SUPPLIED DATA =

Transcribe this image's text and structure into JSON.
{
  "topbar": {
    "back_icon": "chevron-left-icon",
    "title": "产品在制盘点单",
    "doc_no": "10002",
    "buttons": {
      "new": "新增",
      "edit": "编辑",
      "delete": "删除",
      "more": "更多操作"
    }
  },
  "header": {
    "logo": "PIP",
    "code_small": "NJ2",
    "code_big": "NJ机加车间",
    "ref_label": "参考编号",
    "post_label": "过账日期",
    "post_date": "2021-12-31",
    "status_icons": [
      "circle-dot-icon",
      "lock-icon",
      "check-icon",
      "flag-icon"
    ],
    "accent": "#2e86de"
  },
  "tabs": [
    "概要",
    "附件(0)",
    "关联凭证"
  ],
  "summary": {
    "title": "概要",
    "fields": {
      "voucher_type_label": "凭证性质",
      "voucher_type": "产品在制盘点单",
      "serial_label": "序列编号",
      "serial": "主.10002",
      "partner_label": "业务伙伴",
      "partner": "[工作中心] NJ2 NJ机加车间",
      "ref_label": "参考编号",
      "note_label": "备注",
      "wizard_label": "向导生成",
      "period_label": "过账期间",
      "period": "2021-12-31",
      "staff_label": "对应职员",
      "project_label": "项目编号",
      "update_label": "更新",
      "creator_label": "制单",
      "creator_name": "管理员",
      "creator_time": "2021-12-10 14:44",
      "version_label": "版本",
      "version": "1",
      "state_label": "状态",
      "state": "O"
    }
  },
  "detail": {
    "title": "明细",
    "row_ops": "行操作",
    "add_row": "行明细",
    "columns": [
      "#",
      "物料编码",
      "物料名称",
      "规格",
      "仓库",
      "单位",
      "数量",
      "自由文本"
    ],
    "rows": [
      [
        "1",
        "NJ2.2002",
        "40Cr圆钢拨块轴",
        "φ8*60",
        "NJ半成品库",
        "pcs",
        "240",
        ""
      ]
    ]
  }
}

WHAT NEEDS TO BE DONE = Would you restate each of the entries word for word?

ANSWER FOR THIS EXERCISE =
Transcribe this image's text and structure into JSON.
{
  "topbar": {
    "back_icon": "chevron-left-icon",
    "title": "产品在制盘点单",
    "doc_no": "10002",
    "buttons": {
      "new": "新增",
      "edit": "编辑",
      "delete": "删除",
      "more": "更多操作"
    }
  },
  "header": {
    "logo": "PIP",
    "code_small": "NJ2",
    "code_big": "NJ机加车间",
    "ref_label": "参考编号",
    "post_label": "过账日期",
    "post_date": "2021-12-31",
    "status_icons": [
      "circle-dot-icon",
      "lock-icon",
      "check-icon",
      "flag-icon"
    ],
    "accent": "#2e86de"
  },
  "tabs": [
    "概要",
    "附件(0)",
    "关联凭证"
  ],
  "summary": {
    "title": "概要",
    "fields": {
      "voucher_type_label": "凭证性质",
      "voucher_type": "产品在制盘点单",
      "serial_label": "序列编号",
      "serial": "主.10002",
      "partner_label": "业务伙伴",
      "partner": "[工作中心] NJ2 NJ机加车间",
      "ref_label": "参考编号",
      "note_label": "备注",
      "wizard_label": "向导生成",
      "period_label": "过账期间",
      "period": "2021-12-31",
      "staff_label": "对应职员",
      "project_label": "项目编号",
      "update_label": "更新",
      "creator_label": "制单",
      "creator_name": "管理员",
      "creator_time": "2021-12-10 14:44",
      "version_label": "版本",
      "version": "1",
      "state_label": "状态",
      "state": "O"
    }
  },
  "detail": {
    "title": "明细",
    "row_ops": "行操作",
    "add_row": "行明细",
    "columns": [
      "#",
      "物料编码",
      "物料名称",
      "规格",
      "仓库",
      "单位",
      "数量",
      "自由文本"
    ],
    "rows": [
      [
        "1",
        "NJ2.2002",
        "40Cr圆钢拨块轴",
        "φ8*60",
        "NJ半成品库",
        "pcs",
        "240",
        ""
      ]
    ]
  }
}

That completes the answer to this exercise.